## MATERIAL FOR THIS EXERCISE

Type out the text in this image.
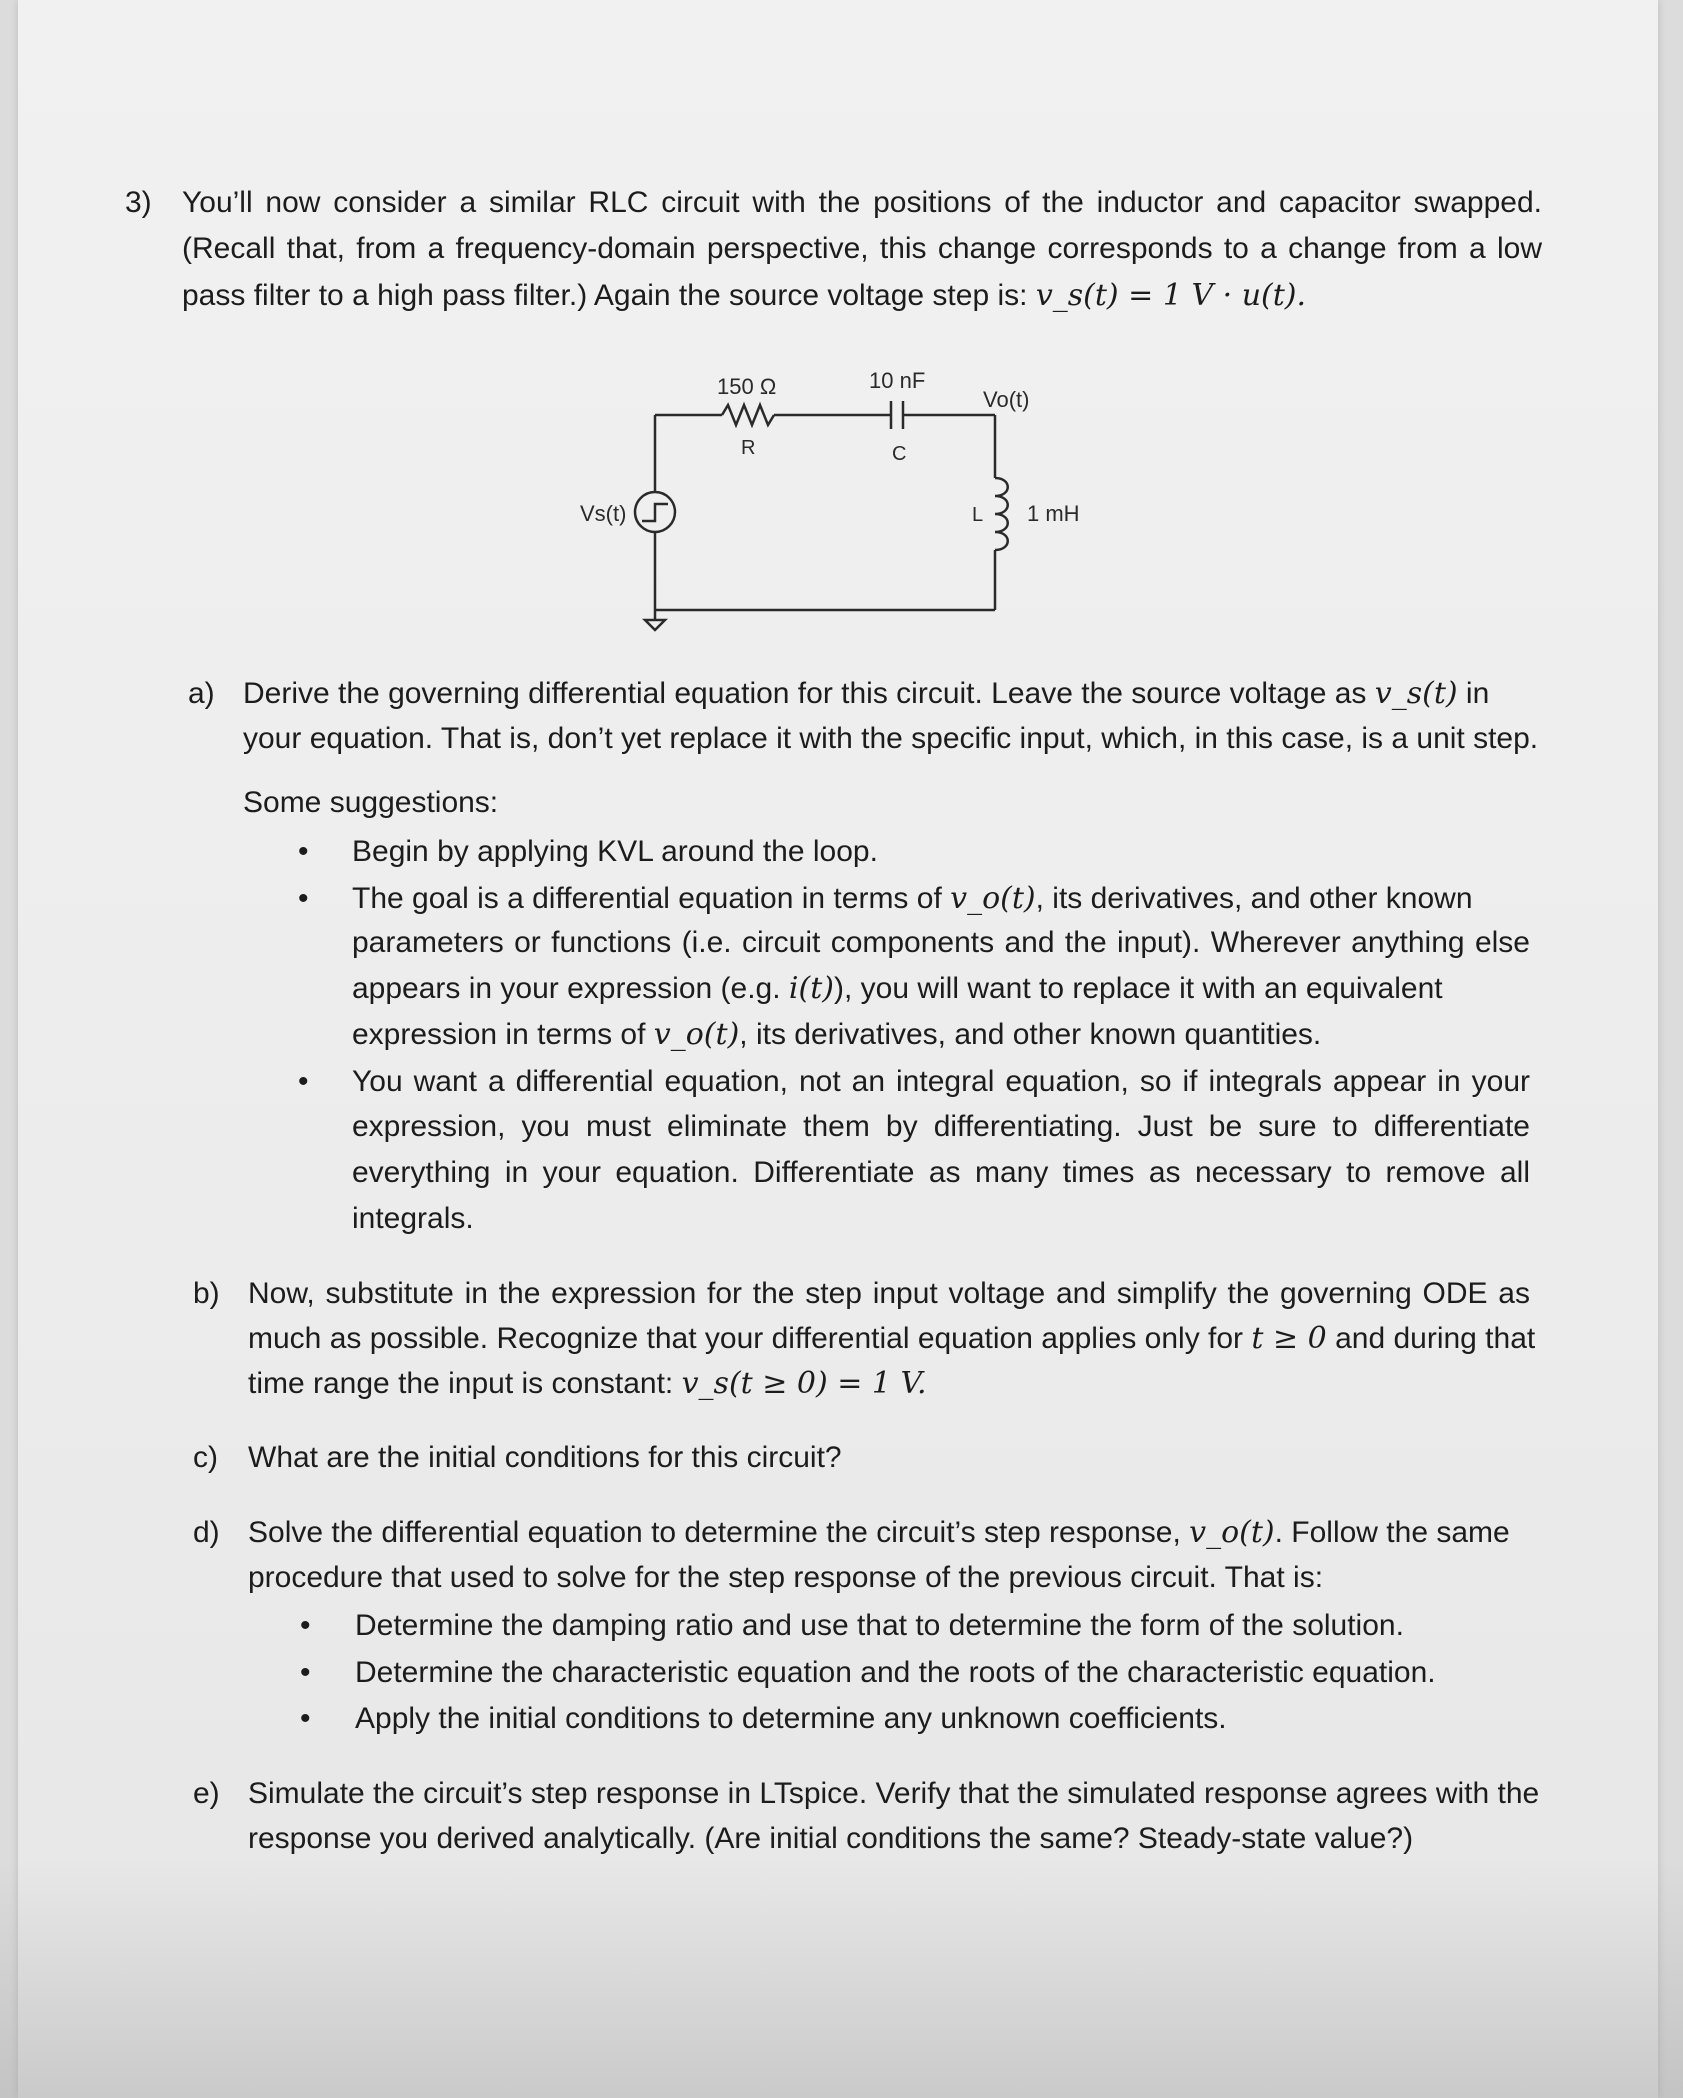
3) You’ll now consider a similar RLC circuit with the positions of the inductor and capacitor swapped.
(Recall that, from a frequency-domain perspective, this change corresponds to a change from a low
pass filter to a high pass filter.) Again the source voltage step is: v_s(t) = 1 V · u(t).
150 Ω
R
10 nF
C
Vo(t)
L 1 mH
Vs(t)
a) Derive the governing differential equation for this circuit. Leave the source voltage as v_s(t) in
your equation. That is, don’t yet replace it with the specific input, which, in this case, is a unit step.
Some suggestions:
• Begin by applying KVL around the loop.
• The goal is a differential equation in terms of v_o(t), its derivatives, and other known
parameters or functions (i.e. circuit components and the input). Wherever anything else
appears in your expression (e.g. i(t)), you will want to replace it with an equivalent
expression in terms of v_o(t), its derivatives, and other known quantities.
• You want a differential equation, not an integral equation, so if integrals appear in your
expression, you must eliminate them by differentiating. Just be sure to differentiate
everything in your equation. Differentiate as many times as necessary to remove all
integrals.
b) Now, substitute in the expression for the step input voltage and simplify the governing ODE as
much as possible. Recognize that your differential equation applies only for t ≥ 0 and during that
time range the input is constant: v_s(t ≥ 0) = 1 V.
c) What are the initial conditions for this circuit?
d) Solve the differential equation to determine the circuit’s step response, v_o(t). Follow the same
procedure that used to solve for the step response of the previous circuit. That is:
• Determine the damping ratio and use that to determine the form of the solution.
• Determine the characteristic equation and the roots of the characteristic equation.
• Apply the initial conditions to determine any unknown coefficients.
e) Simulate the circuit’s step response in LTspice. Verify that the simulated response agrees with the
response you derived analytically. (Are initial conditions the same? Steady-state value?)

## GIVEN INSTRUCTION
Omit the pictures and output all of the other material exactly.

## TASK SOLUTION
Type out the text in this image.
3) You’ll now consider a similar RLC circuit with the positions of the inductor and capacitor swapped.
(Recall that, from a frequency-domain perspective, this change corresponds to a change from a low
pass filter to a high pass filter.) Again the source voltage step is: v_s(t) = 1 V · u(t).
150 Ω
R
10 nF
C
Vo(t)
L 1 mH
Vs(t)
a) Derive the governing differential equation for this circuit. Leave the source voltage as v_s(t) in
your equation. That is, don’t yet replace it with the specific input, which, in this case, is a unit step.
Some suggestions:
• Begin by applying KVL around the loop.
• The goal is a differential equation in terms of v_o(t), its derivatives, and other known
parameters or functions (i.e. circuit components and the input). Wherever anything else
appears in your expression (e.g. i(t)), you will want to replace it with an equivalent
expression in terms of v_o(t), its derivatives, and other known quantities.
• You want a differential equation, not an integral equation, so if integrals appear in your
expression, you must eliminate them by differentiating. Just be sure to differentiate
everything in your equation. Differentiate as many times as necessary to remove all
integrals.
b) Now, substitute in the expression for the step input voltage and simplify the governing ODE as
much as possible. Recognize that your differential equation applies only for t ≥ 0 and during that
time range the input is constant: v_s(t ≥ 0) = 1 V.
c) What are the initial conditions for this circuit?
d) Solve the differential equation to determine the circuit’s step response, v_o(t). Follow the same
procedure that used to solve for the step response of the previous circuit. That is:
• Determine the damping ratio and use that to determine the form of the solution.
• Determine the characteristic equation and the roots of the characteristic equation.
• Apply the initial conditions to determine any unknown coefficients.
e) Simulate the circuit’s step response in LTspice. Verify that the simulated response agrees with the
response you derived analytically. (Are initial conditions the same? Steady-state value?)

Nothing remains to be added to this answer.